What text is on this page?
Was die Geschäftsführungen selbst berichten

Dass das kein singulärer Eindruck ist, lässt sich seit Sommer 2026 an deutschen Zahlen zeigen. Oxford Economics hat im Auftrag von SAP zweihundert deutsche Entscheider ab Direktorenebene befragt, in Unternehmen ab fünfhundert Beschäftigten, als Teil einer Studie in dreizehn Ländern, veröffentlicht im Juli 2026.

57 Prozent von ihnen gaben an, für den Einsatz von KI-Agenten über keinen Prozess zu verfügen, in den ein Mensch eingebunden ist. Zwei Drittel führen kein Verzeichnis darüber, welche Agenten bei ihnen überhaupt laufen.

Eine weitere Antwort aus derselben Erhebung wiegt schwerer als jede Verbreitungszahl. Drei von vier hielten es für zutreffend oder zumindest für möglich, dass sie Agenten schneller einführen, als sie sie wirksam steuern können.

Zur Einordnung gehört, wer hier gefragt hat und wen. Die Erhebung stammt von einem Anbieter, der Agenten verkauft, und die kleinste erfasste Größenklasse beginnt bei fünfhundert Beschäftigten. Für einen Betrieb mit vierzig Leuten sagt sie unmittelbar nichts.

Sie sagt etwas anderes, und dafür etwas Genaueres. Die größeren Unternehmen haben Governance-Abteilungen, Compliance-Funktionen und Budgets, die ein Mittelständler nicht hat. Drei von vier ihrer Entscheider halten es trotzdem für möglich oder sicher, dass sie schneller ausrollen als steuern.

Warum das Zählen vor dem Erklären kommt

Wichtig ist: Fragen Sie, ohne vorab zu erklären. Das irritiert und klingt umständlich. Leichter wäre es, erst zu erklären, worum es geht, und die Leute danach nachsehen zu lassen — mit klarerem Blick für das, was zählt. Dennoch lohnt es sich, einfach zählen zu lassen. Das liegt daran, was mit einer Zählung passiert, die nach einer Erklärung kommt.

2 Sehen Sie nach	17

· · ·

> **Your goal**
Report how many lines in this data include the string "kein", and nothing else.

> **Full response**
2